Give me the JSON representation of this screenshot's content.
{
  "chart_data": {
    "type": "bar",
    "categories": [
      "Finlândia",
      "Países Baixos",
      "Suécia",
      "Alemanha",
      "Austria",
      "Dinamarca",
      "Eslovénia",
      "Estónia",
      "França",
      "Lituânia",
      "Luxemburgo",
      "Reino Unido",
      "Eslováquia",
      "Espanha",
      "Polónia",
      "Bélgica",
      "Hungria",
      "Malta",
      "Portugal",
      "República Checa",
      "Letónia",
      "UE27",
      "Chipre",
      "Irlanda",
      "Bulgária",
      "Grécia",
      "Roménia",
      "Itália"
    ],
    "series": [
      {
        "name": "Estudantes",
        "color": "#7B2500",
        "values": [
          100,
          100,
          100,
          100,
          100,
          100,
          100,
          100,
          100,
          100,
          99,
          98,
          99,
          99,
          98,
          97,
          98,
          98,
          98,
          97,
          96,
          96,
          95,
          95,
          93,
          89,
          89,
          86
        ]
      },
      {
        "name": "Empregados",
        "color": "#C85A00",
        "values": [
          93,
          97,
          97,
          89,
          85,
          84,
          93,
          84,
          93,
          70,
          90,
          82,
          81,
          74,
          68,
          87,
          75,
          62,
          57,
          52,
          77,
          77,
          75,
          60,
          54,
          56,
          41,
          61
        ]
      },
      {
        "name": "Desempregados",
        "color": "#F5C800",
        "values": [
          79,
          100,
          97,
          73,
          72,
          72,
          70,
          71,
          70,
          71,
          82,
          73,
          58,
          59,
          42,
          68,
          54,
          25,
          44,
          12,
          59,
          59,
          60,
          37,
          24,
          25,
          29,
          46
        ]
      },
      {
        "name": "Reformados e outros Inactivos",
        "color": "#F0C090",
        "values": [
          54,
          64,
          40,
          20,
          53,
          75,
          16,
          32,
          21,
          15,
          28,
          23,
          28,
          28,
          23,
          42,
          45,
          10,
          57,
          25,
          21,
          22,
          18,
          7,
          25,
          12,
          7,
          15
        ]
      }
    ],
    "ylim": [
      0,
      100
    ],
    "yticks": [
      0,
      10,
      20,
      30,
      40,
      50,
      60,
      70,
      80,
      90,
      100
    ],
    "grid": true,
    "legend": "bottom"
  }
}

***

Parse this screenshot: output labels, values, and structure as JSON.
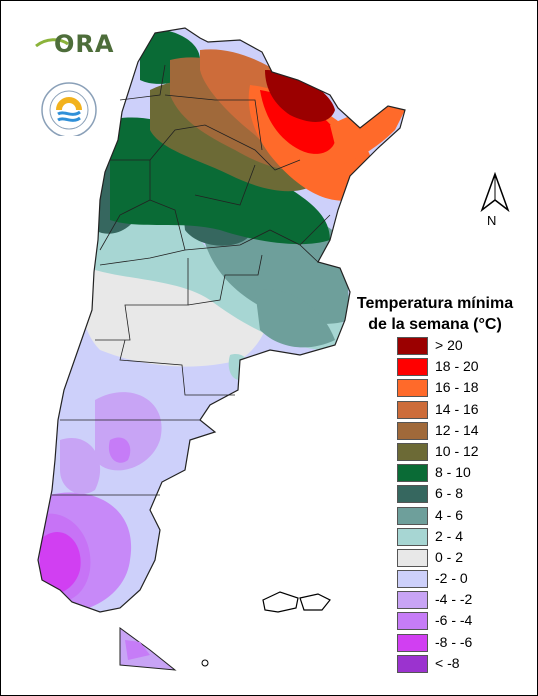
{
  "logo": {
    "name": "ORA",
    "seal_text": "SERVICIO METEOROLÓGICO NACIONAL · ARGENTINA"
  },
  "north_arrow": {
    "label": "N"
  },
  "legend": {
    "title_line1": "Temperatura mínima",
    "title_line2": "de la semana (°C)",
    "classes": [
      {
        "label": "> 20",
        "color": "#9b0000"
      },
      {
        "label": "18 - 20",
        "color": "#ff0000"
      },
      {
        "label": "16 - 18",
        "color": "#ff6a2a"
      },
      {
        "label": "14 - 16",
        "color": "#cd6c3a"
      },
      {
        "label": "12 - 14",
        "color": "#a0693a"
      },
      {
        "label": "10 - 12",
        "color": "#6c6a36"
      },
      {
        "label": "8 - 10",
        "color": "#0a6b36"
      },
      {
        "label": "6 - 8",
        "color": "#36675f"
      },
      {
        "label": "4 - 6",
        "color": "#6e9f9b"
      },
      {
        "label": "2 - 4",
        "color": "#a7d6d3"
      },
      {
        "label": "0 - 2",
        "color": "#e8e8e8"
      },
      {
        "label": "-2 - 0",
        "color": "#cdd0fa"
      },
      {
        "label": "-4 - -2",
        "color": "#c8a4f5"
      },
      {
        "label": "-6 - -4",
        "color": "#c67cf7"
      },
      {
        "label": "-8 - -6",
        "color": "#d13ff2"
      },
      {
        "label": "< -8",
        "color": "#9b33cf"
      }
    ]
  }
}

***

(WORK TO COMPLETE): Copy out every line where the word "JSON" occurs.

(EXERCISE SOLUTION):
Give me the JSON representation of this screenshot's content.
Parse this screenshot: output labels, values, and structure as JSON.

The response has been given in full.